* _GOAL_: Show each line that has the string "coefficient" in it.

(Figure contents as structured data)

-*-*-

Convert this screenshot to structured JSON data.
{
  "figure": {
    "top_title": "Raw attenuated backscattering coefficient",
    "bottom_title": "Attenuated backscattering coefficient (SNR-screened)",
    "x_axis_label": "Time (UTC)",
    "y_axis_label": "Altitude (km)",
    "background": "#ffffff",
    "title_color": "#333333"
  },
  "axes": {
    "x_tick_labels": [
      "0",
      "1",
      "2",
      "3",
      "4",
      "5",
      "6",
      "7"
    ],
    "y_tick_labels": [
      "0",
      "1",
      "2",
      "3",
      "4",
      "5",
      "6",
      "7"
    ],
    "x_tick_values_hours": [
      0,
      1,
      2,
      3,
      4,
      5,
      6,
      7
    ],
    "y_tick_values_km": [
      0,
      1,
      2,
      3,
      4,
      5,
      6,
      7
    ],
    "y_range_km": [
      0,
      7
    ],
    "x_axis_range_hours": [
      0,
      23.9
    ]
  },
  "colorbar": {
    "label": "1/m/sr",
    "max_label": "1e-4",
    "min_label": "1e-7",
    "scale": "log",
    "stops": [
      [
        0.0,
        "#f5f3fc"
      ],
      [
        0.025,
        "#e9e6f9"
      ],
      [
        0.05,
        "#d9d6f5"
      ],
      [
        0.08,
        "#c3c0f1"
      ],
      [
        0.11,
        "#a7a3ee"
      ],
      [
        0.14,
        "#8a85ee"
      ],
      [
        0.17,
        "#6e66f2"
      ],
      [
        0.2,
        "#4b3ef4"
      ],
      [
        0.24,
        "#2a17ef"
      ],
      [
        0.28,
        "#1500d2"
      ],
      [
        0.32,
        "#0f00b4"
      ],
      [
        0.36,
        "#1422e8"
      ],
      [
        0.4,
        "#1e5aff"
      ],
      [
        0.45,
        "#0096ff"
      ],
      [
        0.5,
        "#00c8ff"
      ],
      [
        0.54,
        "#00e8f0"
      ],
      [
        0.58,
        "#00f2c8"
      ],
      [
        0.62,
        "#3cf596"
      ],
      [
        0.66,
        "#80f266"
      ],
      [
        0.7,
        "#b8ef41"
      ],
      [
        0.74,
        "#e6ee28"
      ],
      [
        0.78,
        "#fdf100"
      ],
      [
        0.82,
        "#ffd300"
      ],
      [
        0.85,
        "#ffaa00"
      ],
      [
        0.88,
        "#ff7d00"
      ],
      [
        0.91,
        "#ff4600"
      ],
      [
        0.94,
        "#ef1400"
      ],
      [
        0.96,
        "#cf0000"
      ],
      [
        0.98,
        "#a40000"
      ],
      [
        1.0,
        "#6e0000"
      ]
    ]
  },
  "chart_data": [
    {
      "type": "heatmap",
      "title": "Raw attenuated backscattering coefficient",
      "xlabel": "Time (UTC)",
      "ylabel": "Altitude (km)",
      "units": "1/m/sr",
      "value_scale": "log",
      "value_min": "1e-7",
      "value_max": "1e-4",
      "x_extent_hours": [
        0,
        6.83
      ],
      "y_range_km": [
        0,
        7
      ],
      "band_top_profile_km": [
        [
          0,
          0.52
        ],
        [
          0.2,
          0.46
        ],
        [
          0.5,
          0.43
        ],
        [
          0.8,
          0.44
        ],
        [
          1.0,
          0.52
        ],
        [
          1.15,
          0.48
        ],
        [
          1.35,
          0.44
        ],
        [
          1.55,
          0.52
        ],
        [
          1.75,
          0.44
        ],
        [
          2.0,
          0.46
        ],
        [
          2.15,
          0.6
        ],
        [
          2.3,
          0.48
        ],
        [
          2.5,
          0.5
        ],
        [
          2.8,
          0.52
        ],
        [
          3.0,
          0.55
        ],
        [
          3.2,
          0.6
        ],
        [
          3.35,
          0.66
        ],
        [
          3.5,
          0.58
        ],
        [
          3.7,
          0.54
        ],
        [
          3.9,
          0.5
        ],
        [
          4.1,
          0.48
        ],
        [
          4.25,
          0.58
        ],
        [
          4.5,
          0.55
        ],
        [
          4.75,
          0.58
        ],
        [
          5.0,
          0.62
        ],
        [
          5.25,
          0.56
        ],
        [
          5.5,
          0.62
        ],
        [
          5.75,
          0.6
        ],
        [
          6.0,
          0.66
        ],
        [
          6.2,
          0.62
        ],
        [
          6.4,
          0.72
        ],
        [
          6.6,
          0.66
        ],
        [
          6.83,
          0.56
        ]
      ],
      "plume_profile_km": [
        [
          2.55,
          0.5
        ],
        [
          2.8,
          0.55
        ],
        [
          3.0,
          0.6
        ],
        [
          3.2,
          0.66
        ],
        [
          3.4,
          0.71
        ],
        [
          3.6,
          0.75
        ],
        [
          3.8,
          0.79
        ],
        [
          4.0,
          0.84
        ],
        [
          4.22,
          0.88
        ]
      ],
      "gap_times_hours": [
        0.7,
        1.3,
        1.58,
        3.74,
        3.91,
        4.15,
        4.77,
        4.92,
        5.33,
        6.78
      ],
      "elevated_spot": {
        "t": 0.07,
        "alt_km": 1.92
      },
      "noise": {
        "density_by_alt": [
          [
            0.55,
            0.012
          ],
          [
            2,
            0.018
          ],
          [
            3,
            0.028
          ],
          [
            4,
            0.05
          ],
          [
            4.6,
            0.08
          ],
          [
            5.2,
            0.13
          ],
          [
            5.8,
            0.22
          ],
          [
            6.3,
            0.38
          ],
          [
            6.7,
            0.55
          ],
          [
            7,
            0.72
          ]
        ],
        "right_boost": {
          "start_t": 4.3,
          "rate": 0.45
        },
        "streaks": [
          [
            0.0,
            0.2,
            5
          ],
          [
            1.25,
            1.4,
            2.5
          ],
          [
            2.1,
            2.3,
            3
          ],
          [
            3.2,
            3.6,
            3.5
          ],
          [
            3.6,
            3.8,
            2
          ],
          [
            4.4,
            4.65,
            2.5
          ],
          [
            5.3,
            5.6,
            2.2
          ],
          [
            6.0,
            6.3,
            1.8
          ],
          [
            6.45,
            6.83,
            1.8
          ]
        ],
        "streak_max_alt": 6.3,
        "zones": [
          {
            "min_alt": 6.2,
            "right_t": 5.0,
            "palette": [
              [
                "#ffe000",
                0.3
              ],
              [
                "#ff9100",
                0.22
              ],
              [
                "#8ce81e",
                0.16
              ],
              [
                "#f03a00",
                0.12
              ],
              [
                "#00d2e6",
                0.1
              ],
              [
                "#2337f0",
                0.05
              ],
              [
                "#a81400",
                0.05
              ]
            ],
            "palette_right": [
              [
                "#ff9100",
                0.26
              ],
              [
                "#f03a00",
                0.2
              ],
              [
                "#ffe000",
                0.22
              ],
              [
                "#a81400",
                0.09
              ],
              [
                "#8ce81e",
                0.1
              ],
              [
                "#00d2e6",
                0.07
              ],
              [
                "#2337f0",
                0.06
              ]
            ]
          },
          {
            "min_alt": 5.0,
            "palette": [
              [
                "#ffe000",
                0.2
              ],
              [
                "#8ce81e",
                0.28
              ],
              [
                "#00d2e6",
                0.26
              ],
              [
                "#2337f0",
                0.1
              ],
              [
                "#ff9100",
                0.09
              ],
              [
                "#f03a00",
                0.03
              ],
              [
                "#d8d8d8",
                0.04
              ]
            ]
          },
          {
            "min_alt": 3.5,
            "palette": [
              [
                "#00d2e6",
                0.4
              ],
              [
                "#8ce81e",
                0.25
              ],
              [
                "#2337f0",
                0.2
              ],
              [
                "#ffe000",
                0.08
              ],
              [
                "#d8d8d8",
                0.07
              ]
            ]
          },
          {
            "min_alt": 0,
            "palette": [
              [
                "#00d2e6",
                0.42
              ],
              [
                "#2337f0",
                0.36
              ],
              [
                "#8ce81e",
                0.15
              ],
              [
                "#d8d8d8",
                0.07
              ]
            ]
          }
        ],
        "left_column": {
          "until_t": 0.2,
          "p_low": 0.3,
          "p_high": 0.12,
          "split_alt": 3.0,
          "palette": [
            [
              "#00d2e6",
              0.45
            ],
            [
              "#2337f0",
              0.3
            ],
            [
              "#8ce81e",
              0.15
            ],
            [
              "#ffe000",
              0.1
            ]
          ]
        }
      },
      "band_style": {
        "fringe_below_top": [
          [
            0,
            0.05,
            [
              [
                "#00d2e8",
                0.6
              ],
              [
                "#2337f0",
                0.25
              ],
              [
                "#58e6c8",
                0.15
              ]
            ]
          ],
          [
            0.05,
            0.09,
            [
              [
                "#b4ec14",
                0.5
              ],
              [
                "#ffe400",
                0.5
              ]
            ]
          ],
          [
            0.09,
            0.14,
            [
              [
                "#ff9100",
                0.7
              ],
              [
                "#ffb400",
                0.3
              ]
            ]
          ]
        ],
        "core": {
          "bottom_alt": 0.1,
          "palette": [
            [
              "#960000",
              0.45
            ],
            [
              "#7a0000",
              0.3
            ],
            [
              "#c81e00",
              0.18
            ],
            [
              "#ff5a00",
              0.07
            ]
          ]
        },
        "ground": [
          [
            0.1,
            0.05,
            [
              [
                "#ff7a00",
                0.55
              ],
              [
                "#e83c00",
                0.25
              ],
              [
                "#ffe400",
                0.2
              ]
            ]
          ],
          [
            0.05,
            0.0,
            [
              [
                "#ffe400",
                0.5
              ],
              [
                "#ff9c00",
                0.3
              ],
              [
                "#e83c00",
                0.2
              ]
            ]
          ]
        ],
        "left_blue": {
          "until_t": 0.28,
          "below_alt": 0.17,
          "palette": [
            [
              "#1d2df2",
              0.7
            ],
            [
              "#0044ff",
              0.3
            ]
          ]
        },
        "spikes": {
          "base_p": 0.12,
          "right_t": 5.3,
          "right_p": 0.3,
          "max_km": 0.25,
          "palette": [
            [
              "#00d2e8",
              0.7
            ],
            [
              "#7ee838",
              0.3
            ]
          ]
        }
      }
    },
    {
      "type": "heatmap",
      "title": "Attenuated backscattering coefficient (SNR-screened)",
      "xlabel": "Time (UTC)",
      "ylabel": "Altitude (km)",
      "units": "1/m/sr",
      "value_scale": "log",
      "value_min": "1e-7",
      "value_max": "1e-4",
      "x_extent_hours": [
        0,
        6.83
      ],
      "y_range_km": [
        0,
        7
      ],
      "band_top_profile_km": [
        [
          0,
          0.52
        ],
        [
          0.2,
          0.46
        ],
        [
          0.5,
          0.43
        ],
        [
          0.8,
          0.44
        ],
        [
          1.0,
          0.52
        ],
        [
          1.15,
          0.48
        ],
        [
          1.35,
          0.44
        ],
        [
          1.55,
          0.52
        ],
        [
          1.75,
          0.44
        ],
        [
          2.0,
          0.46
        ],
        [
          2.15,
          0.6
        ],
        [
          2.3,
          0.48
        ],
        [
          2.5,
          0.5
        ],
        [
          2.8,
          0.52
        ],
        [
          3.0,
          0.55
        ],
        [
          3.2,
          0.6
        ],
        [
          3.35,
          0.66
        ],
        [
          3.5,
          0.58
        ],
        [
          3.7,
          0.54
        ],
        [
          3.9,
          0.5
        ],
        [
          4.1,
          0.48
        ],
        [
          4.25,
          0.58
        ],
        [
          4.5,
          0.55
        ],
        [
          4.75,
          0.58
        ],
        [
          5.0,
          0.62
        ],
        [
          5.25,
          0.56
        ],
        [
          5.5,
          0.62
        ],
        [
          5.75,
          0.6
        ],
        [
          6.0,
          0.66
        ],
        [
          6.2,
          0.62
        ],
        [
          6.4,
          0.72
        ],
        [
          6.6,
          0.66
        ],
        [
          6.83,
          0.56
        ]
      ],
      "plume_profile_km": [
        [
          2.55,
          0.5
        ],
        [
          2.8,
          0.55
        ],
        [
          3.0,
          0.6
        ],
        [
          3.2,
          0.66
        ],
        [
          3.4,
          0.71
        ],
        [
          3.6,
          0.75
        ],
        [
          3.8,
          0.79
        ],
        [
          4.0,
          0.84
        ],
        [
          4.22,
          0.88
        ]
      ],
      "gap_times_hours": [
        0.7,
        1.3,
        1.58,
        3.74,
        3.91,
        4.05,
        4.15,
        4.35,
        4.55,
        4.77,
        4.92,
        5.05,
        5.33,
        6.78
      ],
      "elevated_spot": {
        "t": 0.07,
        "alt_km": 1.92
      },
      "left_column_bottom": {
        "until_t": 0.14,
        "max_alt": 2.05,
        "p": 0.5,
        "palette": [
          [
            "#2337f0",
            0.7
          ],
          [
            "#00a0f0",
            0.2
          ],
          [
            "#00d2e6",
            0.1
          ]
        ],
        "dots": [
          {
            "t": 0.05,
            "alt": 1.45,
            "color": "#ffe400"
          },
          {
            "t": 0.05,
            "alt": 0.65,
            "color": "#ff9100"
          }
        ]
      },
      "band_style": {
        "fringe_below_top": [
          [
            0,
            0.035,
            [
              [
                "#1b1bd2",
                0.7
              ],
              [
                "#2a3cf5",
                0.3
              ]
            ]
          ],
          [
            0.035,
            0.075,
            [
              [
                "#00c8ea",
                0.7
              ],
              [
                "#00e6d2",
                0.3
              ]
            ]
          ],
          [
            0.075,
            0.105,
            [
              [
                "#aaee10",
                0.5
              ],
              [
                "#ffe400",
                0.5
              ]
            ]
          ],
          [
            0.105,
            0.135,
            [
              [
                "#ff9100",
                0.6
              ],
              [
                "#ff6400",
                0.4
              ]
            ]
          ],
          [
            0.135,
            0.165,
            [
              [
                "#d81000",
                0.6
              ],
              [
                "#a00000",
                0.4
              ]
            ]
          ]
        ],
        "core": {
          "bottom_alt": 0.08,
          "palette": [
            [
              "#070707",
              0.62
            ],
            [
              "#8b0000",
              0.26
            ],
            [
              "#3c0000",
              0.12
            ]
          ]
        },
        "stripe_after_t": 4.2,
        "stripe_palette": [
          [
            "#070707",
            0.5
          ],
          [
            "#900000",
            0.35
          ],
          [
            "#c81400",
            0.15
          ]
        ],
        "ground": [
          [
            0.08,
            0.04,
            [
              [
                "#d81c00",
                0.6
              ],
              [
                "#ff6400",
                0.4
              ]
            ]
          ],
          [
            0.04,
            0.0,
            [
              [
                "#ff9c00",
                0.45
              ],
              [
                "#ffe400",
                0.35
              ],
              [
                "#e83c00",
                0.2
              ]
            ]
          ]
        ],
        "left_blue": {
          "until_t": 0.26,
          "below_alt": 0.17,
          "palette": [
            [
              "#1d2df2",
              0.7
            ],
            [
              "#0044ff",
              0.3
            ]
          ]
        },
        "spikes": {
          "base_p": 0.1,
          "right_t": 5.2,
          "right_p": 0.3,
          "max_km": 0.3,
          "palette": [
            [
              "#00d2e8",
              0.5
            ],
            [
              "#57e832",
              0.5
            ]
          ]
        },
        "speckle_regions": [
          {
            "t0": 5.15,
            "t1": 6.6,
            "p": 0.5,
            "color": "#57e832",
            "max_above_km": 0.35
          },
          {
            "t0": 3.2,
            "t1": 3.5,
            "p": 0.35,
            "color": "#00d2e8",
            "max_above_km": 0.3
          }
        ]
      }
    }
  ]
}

-*-*-

* _RESULT OF THIS EXERCISE_:
    "top_title": "Raw attenuated backscattering coefficient",
    "bottom_title": "Attenuated backscattering coefficient (SNR-screened)",
      "title": "Raw attenuated backscattering coefficient",
      "title": "Attenuated backscattering coefficient (SNR-screened)",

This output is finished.